## Exercice proposé
Renvoyez telles quelles les lignes des entrées en commençant au début des entrées et en terminant à la ligne qui contient « List all visible », bornes incluses.

## Données fournies
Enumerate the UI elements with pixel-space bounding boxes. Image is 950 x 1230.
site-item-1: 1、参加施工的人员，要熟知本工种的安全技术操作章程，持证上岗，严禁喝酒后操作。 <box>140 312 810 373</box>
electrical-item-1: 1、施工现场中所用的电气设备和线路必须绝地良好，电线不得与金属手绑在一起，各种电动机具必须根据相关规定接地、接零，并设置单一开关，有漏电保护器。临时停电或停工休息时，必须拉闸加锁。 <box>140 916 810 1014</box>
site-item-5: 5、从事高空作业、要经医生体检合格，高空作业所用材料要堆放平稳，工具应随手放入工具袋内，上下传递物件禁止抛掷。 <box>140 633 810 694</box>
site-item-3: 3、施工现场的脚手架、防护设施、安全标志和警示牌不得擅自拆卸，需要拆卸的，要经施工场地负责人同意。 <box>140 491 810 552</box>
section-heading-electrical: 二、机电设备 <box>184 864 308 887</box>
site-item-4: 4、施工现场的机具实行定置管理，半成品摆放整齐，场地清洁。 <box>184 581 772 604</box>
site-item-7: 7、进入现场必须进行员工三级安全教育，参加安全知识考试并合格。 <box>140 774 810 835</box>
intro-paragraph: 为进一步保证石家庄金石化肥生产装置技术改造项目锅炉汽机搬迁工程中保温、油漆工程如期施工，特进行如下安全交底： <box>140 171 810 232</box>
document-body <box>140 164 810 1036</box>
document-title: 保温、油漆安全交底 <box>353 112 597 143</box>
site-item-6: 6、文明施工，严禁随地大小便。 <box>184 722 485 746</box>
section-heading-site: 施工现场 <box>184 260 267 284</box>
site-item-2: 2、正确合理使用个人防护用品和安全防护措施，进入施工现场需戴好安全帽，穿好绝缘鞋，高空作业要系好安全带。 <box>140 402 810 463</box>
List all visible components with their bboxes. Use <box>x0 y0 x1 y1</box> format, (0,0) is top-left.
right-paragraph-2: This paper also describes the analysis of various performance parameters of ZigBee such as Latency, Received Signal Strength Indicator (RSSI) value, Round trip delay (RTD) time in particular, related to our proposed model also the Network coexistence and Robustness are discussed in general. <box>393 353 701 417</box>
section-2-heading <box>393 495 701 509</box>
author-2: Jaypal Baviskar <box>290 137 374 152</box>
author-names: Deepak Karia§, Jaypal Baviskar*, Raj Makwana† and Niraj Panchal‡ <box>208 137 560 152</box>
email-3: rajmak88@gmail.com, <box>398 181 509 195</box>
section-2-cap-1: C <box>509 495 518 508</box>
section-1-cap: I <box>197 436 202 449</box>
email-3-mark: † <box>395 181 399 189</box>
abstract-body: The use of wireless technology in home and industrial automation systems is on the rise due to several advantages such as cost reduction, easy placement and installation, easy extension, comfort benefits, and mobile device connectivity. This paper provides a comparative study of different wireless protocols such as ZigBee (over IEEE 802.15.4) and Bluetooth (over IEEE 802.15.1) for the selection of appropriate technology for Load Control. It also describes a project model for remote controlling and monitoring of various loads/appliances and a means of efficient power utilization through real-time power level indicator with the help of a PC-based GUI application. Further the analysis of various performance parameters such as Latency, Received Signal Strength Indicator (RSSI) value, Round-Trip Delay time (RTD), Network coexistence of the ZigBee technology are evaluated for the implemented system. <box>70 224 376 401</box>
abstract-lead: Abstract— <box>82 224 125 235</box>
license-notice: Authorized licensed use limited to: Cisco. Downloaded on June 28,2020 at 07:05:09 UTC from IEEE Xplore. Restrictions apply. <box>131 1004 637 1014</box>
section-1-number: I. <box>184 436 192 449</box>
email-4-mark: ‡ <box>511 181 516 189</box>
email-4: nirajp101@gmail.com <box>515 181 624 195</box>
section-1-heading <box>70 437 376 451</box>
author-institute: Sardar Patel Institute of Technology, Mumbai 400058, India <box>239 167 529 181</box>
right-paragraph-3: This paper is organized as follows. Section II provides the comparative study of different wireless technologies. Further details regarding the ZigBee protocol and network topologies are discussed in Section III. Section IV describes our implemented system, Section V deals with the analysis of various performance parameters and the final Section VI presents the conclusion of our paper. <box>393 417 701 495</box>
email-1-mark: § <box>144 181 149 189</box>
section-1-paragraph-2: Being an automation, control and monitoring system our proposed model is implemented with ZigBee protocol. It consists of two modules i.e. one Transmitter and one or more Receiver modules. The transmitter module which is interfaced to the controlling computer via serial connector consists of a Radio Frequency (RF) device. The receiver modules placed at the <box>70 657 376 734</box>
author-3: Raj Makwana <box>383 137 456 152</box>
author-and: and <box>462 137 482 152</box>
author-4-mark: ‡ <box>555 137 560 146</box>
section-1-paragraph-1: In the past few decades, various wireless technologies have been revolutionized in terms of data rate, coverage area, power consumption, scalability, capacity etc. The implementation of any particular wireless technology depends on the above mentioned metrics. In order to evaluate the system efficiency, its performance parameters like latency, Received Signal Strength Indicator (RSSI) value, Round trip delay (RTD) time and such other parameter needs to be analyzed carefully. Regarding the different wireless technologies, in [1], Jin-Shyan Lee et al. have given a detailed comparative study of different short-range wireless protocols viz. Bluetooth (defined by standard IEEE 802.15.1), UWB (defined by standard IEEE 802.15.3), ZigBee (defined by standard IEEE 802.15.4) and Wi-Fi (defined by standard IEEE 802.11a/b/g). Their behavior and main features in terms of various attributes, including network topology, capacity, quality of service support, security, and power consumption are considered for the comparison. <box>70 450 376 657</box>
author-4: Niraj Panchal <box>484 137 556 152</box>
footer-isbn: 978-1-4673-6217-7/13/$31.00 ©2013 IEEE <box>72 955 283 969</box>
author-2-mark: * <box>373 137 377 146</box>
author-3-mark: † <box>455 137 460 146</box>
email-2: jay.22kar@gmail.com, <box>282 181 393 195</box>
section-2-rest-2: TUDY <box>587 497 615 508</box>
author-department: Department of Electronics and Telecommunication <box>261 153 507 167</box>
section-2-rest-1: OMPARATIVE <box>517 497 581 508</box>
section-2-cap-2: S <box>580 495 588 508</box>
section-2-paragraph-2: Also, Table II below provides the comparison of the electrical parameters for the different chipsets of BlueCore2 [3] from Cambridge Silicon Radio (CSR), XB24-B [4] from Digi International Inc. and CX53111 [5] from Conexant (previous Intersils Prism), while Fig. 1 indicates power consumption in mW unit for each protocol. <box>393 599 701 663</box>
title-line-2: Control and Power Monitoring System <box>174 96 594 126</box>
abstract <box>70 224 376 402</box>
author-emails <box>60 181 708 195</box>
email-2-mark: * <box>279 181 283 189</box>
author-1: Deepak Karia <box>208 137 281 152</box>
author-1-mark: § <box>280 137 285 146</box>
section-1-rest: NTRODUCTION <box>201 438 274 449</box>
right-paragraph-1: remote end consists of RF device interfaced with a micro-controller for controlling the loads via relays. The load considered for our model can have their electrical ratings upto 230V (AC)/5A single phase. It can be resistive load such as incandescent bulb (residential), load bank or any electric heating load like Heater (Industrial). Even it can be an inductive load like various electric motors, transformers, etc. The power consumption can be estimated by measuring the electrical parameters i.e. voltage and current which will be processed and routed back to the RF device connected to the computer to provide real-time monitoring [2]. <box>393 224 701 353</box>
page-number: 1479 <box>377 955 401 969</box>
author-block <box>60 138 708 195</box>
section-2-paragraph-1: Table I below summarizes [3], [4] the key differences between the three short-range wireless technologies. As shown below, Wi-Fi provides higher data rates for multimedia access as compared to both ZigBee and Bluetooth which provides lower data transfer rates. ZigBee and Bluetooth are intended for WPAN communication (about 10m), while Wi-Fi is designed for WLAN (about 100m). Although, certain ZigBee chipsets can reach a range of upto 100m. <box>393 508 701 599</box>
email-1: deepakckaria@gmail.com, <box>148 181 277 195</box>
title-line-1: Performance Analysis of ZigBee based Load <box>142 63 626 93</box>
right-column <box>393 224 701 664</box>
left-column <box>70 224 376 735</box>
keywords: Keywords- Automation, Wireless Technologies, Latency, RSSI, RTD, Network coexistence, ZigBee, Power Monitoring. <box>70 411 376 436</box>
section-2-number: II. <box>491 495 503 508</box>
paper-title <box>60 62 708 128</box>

## Résultat de l'exercice
Enumerate the UI elements with pixel-space bounding boxes. Image is 950 x 1230.
site-item-1: 1、参加施工的人员，要熟知本工种的安全技术操作章程，持证上岗，严禁喝酒后操作。 <box>140 312 810 373</box>
electrical-item-1: 1、施工现场中所用的电气设备和线路必须绝地良好，电线不得与金属手绑在一起，各种电动机具必须根据相关规定接地、接零，并设置单一开关，有漏电保护器。临时停电或停工休息时，必须拉闸加锁。 <box>140 916 810 1014</box>
site-item-5: 5、从事高空作业、要经医生体检合格，高空作业所用材料要堆放平稳，工具应随手放入工具袋内，上下传递物件禁止抛掷。 <box>140 633 810 694</box>
site-item-3: 3、施工现场的脚手架、防护设施、安全标志和警示牌不得擅自拆卸，需要拆卸的，要经施工场地负责人同意。 <box>140 491 810 552</box>
section-heading-electrical: 二、机电设备 <box>184 864 308 887</box>
site-item-4: 4、施工现场的机具实行定置管理，半成品摆放整齐，场地清洁。 <box>184 581 772 604</box>
site-item-7: 7、进入现场必须进行员工三级安全教育，参加安全知识考试并合格。 <box>140 774 810 835</box>
intro-paragraph: 为进一步保证石家庄金石化肥生产装置技术改造项目锅炉汽机搬迁工程中保温、油漆工程如期施工，特进行如下安全交底： <box>140 171 810 232</box>
document-body <box>140 164 810 1036</box>
document-title: 保温、油漆安全交底 <box>353 112 597 143</box>
site-item-6: 6、文明施工，严禁随地大小便。 <box>184 722 485 746</box>
section-heading-site: 施工现场 <box>184 260 267 284</box>
site-item-2: 2、正确合理使用个人防护用品和安全防护措施，进入施工现场需戴好安全帽，穿好绝缘鞋，高空作业要系好安全带。 <box>140 402 810 463</box>
List all visible components with their bboxes. Use <box>x0 y0 x1 y1</box> format, (0,0) is top-left.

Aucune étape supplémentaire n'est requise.